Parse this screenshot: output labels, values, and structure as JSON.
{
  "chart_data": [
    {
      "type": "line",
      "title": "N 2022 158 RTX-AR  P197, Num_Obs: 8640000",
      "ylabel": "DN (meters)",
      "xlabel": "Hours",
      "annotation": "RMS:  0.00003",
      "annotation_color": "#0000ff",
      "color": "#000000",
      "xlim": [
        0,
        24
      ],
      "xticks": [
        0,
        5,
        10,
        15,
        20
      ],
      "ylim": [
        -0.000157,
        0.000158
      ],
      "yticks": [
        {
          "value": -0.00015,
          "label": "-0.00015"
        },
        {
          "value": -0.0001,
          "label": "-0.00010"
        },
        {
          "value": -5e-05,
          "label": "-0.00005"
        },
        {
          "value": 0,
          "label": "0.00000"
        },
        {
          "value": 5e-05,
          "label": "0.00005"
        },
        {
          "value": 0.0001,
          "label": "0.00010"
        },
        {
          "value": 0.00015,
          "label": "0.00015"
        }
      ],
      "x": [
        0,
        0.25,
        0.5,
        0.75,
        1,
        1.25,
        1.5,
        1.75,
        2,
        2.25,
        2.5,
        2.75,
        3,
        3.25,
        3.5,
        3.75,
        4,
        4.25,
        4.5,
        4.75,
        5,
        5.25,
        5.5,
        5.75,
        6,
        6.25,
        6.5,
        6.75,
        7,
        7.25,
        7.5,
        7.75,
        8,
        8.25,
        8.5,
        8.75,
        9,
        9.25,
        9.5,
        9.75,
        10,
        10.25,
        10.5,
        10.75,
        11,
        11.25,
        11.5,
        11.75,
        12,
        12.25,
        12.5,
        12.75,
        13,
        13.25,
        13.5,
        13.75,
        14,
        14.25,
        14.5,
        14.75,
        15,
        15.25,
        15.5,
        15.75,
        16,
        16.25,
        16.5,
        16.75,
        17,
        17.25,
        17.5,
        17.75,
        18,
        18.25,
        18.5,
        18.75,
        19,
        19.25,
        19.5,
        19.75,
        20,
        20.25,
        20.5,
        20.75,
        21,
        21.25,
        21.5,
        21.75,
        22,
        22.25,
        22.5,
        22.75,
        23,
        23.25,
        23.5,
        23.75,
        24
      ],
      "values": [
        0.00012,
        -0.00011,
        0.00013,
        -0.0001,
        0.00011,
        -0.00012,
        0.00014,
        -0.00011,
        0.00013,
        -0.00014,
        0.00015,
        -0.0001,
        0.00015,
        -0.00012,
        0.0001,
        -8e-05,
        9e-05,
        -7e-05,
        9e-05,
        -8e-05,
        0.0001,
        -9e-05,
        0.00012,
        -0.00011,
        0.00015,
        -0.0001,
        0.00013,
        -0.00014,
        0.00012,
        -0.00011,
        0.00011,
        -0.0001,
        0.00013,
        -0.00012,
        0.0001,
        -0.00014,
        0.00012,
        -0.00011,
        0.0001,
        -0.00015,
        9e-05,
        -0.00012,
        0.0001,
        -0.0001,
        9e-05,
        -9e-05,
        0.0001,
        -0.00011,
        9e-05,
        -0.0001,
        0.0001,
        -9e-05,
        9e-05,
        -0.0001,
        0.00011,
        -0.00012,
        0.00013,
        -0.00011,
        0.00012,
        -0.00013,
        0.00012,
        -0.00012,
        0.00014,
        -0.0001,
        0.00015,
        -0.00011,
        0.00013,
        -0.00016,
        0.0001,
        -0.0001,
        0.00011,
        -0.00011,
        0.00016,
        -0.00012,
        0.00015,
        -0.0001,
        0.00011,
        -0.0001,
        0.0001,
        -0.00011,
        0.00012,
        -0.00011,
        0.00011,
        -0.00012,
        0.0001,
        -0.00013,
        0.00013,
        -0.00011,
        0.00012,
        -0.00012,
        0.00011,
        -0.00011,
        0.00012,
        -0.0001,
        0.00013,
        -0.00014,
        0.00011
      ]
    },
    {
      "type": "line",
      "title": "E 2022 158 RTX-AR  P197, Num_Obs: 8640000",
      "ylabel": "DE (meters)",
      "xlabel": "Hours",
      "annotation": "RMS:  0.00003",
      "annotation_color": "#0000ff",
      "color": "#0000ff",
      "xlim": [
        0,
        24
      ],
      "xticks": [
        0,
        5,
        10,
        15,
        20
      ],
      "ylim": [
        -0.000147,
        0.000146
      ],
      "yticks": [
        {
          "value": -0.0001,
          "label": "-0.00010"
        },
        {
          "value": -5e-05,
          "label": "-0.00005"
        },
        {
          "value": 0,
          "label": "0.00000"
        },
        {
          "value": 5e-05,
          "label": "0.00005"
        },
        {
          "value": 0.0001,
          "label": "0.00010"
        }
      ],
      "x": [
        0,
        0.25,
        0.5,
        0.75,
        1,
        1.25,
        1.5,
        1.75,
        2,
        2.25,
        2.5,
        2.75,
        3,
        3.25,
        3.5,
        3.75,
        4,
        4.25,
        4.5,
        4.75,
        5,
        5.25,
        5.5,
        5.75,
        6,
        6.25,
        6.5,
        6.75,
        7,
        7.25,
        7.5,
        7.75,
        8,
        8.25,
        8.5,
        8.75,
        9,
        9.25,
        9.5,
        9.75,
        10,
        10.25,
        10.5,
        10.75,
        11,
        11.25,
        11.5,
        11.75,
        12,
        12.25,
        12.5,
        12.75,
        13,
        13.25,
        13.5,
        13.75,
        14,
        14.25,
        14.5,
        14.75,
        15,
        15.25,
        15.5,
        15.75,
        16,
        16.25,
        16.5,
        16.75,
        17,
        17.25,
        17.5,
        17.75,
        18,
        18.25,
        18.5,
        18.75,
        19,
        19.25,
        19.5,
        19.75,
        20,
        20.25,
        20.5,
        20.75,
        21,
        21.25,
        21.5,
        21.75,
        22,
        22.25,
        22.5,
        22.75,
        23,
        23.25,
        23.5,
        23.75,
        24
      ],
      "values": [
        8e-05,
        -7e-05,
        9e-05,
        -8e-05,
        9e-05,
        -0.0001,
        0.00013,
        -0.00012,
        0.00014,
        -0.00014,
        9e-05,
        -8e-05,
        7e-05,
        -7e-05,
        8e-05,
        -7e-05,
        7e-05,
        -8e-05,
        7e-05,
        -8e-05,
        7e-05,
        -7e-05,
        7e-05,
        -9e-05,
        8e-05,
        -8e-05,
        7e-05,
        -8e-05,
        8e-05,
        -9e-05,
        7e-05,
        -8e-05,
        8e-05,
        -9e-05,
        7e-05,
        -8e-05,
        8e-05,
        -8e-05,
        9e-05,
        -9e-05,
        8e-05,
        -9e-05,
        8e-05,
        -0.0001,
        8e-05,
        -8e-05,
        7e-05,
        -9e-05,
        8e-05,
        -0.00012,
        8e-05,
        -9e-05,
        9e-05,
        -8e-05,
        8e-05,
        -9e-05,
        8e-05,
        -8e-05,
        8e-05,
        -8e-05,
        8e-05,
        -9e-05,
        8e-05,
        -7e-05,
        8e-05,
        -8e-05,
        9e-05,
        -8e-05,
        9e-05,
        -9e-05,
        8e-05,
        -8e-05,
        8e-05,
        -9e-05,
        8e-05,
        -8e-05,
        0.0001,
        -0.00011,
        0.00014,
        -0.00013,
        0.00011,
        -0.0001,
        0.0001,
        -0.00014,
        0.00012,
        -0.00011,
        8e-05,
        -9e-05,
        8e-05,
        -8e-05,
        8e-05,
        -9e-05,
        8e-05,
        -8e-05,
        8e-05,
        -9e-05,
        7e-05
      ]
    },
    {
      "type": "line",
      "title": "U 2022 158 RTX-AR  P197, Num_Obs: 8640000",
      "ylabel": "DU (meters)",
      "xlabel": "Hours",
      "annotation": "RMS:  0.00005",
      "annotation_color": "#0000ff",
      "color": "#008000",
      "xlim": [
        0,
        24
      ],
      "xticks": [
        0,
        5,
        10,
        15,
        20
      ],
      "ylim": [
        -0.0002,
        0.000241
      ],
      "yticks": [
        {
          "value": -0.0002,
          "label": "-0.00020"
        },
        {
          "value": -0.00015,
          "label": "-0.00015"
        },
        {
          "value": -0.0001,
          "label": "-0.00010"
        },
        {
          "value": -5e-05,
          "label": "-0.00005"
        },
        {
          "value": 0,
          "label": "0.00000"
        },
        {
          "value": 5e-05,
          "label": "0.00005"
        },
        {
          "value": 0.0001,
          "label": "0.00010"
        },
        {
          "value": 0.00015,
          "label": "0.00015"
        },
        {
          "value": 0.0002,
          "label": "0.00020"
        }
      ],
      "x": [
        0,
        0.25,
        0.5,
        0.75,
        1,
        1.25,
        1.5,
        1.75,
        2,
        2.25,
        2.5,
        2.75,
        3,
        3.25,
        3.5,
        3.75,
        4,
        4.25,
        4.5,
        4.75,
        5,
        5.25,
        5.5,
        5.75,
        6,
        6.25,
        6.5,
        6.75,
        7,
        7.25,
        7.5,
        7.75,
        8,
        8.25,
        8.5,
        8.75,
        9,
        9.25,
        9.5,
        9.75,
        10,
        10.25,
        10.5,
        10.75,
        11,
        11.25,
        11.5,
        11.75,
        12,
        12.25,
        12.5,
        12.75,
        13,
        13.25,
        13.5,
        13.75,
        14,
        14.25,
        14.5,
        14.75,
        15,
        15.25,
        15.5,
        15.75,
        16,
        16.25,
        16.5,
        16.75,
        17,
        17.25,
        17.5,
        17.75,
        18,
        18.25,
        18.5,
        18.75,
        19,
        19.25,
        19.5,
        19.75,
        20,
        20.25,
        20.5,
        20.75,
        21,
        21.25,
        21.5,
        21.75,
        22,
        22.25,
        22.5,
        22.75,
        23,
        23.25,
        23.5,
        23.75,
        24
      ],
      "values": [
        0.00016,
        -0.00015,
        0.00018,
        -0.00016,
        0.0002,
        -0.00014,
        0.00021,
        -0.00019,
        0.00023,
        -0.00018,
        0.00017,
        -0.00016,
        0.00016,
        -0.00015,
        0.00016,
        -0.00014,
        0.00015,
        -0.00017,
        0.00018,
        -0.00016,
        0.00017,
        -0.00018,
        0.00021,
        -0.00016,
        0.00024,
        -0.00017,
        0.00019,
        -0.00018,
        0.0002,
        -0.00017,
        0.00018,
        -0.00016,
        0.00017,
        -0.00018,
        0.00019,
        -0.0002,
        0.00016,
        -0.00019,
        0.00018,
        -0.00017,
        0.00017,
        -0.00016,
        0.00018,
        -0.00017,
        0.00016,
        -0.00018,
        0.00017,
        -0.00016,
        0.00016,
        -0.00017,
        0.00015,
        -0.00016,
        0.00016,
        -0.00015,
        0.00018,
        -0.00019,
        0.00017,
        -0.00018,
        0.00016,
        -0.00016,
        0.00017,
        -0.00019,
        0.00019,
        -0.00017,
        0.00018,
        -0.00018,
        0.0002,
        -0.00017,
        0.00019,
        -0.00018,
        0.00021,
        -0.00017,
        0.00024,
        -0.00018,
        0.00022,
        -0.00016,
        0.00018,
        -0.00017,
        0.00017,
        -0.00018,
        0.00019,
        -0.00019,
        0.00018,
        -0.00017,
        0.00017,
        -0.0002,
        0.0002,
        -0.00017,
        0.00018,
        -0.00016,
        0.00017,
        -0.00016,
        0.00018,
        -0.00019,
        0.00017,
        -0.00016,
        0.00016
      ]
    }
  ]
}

#####

● **Short exercise**
Each line that holds the word "ylabel" is to be copied.

● **Answer to the problem**
      "ylabel": "DN (meters)",
      "ylabel": "DE (meters)",
      "ylabel": "DU (meters)",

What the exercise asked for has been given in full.